→ **What to produce**: Would you output the whole listing below, exactly as it reads?

→ **Supplied data**:

--

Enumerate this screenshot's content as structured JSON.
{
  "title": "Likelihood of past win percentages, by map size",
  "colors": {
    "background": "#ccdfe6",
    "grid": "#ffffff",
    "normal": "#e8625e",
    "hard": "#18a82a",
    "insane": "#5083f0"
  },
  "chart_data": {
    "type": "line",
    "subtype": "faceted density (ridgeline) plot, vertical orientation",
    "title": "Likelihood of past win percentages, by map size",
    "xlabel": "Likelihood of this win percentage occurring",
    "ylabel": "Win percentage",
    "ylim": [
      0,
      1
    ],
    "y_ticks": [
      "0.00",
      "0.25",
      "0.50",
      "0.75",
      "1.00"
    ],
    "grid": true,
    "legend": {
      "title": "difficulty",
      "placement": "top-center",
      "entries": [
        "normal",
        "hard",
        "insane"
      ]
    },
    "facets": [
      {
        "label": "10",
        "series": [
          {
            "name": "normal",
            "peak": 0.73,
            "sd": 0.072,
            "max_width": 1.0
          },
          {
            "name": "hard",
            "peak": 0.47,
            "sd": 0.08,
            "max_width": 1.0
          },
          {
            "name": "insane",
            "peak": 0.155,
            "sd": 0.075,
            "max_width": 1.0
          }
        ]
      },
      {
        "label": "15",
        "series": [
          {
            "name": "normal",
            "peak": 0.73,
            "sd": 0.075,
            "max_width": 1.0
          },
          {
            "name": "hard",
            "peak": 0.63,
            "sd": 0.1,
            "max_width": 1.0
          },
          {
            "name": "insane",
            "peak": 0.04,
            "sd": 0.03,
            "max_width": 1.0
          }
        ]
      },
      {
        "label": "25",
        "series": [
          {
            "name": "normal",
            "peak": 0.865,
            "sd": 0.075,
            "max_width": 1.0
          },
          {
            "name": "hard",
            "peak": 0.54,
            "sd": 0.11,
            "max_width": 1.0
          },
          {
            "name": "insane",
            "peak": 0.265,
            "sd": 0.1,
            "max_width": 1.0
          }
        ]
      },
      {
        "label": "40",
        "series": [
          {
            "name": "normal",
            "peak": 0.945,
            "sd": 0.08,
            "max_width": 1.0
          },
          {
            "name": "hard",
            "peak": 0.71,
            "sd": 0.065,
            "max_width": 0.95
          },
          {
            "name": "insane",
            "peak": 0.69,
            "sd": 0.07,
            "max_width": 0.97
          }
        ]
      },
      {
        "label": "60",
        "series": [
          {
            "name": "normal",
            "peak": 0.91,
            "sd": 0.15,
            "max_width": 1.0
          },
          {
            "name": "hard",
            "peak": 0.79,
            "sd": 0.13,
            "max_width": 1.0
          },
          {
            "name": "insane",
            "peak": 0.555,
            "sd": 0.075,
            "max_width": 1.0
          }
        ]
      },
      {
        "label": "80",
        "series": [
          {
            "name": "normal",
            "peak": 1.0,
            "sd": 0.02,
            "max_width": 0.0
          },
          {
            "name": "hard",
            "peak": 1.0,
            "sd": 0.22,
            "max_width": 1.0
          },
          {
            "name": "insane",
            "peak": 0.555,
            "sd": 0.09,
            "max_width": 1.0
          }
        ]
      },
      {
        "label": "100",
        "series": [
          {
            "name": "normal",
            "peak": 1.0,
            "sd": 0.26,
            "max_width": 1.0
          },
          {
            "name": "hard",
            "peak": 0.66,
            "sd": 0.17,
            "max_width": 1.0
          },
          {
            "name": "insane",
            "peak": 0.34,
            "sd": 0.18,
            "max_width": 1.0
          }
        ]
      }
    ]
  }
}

--

→ **Final answer**:
Enumerate this screenshot's content as structured JSON.
{
  "title": "Likelihood of past win percentages, by map size",
  "colors": {
    "background": "#ccdfe6",
    "grid": "#ffffff",
    "normal": "#e8625e",
    "hard": "#18a82a",
    "insane": "#5083f0"
  },
  "chart_data": {
    "type": "line",
    "subtype": "faceted density (ridgeline) plot, vertical orientation",
    "title": "Likelihood of past win percentages, by map size",
    "xlabel": "Likelihood of this win percentage occurring",
    "ylabel": "Win percentage",
    "ylim": [
      0,
      1
    ],
    "y_ticks": [
      "0.00",
      "0.25",
      "0.50",
      "0.75",
      "1.00"
    ],
    "grid": true,
    "legend": {
      "title": "difficulty",
      "placement": "top-center",
      "entries": [
        "normal",
        "hard",
        "insane"
      ]
    },
    "facets": [
      {
        "label": "10",
        "series": [
          {
            "name": "normal",
            "peak": 0.73,
            "sd": 0.072,
            "max_width": 1.0
          },
          {
            "name": "hard",
            "peak": 0.47,
            "sd": 0.08,
            "max_width": 1.0
          },
          {
            "name": "insane",
            "peak": 0.155,
            "sd": 0.075,
            "max_width": 1.0
          }
        ]
      },
      {
        "label": "15",
        "series": [
          {
            "name": "normal",
            "peak": 0.73,
            "sd": 0.075,
            "max_width": 1.0
          },
          {
            "name": "hard",
            "peak": 0.63,
            "sd": 0.1,
            "max_width": 1.0
          },
          {
            "name": "insane",
            "peak": 0.04,
            "sd": 0.03,
            "max_width": 1.0
          }
        ]
      },
      {
        "label": "25",
        "series": [
          {
            "name": "normal",
            "peak": 0.865,
            "sd": 0.075,
            "max_width": 1.0
          },
          {
            "name": "hard",
            "peak": 0.54,
            "sd": 0.11,
            "max_width": 1.0
          },
          {
            "name": "insane",
            "peak": 0.265,
            "sd": 0.1,
            "max_width": 1.0
          }
        ]
      },
      {
        "label": "40",
        "series": [
          {
            "name": "normal",
            "peak": 0.945,
            "sd": 0.08,
            "max_width": 1.0
          },
          {
            "name": "hard",
            "peak": 0.71,
            "sd": 0.065,
            "max_width": 0.95
          },
          {
            "name": "insane",
            "peak": 0.69,
            "sd": 0.07,
            "max_width": 0.97
          }
        ]
      },
      {
        "label": "60",
        "series": [
          {
            "name": "normal",
            "peak": 0.91,
            "sd": 0.15,
            "max_width": 1.0
          },
          {
            "name": "hard",
            "peak": 0.79,
            "sd": 0.13,
            "max_width": 1.0
          },
          {
            "name": "insane",
            "peak": 0.555,
            "sd": 0.075,
            "max_width": 1.0
          }
        ]
      },
      {
        "label": "80",
        "series": [
          {
            "name": "normal",
            "peak": 1.0,
            "sd": 0.02,
            "max_width": 0.0
          },
          {
            "name": "hard",
            "peak": 1.0,
            "sd": 0.22,
            "max_width": 1.0
          },
          {
            "name": "insane",
            "peak": 0.555,
            "sd": 0.09,
            "max_width": 1.0
          }
        ]
      },
      {
        "label": "100",
        "series": [
          {
            "name": "normal",
            "peak": 1.0,
            "sd": 0.26,
            "max_width": 1.0
          },
          {
            "name": "hard",
            "peak": 0.66,
            "sd": 0.17,
            "max_width": 1.0
          },
          {
            "name": "insane",
            "peak": 0.34,
            "sd": 0.18,
            "max_width": 1.0
          }
        ]
      }
    ]
  }
}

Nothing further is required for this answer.